→ **ACCIÓN REQUERIDA 1**
Según el fragmento seleccionado, ¿de quién es hijo el capitalismo?
→ **ACCIÓN REQUERIDA 2**
Reproduce del fragmento seleccionado el pasaje que comienza en "Precisamente, el apoyo" y termina en "inexcusable precondición política.".

Precisamente, el apoyo a tal documento jurídico-político, o el silencio “hábil”, “táctico”, ante él, es otro hecho que manifiesta la verdadera naturaleza de los autores arriba denostados. Ello equivale a decir que únicamente una transformación social integral que ponga fin a la existencia misma del ente estatal, que ha sido, desde hade 300 años, y es el enemigo número uno de lo agrario y lo medioambiental, resulta ser la inexcusable precondición política.

Algunos, ante la gravedad de la situación y la urgencia de acudir con remedios, recaen en la vieja práctica ecologista y “verde” de empeñarse en persuadir a las instituciones de que se han de tomar tales o cuales medidas, presentadas como necesarias también para los intereses de las élites mandantes organizadas como Estado, advirtiendo que de no ser así avanzamos hacia “la catástrofe”. Tal modo de proceder, que suele combinarse con la idea de movilizar en manifestaciones autorizadas y otras acciones respetuosas para “presionar” a las autoridades, olvida tres hechos decisivos: 1) la esencia misma del Estado, su razón de ser, es maximizar el poder que ejerce sobre el pueblo, no realizar el bien común en este o en cualquier otro asunto; 2) los Estados, en el plano mundial, existen en pugna eterna unos con otros; 3) el capitalismo es hijo queridísimo del Estado, no su adversario, supervisor o ente limitante, como sostiene el reaccionario credo socialdemócrata. Ello equivale a decir que las instituciones no están interesadas en resolver los problemas agronómicos y silvícolas planteados, salvo si de ello resulta un acrecentamiento de su poder de prohibir, ordenar y sancionar, de dominar y mandar, en el interior y en el exterior.

→ **DATOS PROPORCIONADOS**

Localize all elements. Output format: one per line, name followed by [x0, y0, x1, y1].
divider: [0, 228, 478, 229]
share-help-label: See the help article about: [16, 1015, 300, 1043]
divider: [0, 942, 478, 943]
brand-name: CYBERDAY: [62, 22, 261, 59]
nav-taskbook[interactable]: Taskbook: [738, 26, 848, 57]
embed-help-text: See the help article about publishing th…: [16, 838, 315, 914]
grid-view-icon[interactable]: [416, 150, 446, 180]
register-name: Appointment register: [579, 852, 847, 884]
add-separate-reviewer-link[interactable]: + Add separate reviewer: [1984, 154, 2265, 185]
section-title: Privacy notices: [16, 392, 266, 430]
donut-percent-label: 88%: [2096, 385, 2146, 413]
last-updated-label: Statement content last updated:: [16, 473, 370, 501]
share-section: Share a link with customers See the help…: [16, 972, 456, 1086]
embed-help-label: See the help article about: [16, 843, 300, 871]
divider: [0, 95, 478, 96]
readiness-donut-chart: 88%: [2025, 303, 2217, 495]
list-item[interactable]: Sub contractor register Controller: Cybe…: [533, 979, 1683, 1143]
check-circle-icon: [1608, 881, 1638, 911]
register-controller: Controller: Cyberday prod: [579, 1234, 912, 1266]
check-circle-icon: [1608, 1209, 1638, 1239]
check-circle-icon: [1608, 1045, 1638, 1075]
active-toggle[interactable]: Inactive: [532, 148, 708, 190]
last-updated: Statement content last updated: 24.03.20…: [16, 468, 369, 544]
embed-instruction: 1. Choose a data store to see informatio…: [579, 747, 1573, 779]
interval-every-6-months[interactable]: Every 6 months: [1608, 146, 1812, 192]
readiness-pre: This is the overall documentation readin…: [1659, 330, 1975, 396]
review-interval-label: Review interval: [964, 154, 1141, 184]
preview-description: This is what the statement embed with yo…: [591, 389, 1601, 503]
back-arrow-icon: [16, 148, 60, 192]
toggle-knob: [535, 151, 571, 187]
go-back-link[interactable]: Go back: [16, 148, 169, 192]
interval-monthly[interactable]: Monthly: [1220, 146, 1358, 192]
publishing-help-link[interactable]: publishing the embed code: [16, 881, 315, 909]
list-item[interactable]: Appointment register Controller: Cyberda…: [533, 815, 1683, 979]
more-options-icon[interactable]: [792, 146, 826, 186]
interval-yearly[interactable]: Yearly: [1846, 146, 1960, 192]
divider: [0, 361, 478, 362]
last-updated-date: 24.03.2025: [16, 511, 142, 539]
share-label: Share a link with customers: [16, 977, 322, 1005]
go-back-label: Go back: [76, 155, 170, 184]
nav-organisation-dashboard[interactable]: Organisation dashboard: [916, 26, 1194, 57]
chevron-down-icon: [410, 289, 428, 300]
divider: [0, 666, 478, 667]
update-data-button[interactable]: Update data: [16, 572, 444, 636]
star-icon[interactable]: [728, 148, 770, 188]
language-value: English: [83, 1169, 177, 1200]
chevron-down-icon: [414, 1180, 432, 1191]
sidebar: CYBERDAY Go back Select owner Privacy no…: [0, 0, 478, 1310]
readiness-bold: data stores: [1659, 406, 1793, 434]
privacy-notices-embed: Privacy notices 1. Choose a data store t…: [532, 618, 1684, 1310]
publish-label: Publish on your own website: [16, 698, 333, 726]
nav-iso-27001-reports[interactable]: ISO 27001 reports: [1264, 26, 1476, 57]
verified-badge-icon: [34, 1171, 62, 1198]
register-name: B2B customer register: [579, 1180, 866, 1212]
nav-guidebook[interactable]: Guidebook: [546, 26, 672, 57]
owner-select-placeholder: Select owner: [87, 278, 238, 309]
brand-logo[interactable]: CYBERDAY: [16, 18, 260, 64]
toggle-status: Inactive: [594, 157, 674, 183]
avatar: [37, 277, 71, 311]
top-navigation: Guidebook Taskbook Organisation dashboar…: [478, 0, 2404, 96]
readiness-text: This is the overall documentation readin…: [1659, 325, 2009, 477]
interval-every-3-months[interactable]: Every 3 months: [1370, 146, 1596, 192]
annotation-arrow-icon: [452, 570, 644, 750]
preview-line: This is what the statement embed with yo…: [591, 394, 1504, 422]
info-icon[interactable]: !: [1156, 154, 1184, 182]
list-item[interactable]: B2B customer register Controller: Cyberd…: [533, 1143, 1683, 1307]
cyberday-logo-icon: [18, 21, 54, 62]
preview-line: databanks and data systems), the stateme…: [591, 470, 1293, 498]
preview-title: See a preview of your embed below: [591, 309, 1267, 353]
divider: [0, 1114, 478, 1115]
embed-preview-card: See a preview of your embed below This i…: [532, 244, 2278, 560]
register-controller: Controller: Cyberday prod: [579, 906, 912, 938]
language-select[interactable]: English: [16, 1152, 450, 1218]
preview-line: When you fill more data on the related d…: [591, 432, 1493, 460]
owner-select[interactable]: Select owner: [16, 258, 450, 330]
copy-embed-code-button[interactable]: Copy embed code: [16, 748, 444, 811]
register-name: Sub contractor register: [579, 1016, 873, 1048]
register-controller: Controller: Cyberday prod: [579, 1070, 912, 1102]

→ **RESPUESTA FINAL 1**
Del Estado, del que es "hijo queridísimo".

→ **RESPUESTA FINAL 2**
Precisamente, el apoyo a tal documento jurídico-político, o el silencio “hábil”, “táctico”, ante él, es otro hecho que manifiesta la verdadera naturaleza de los autores arriba denostados. Ello equivale a decir que únicamente una transformación social integral que ponga fin a la existencia misma del ente estatal, que ha sido, desde hade 300 años, y es el enemigo número uno de lo agrario y lo medioambiental, resulta ser la inexcusable precondición política.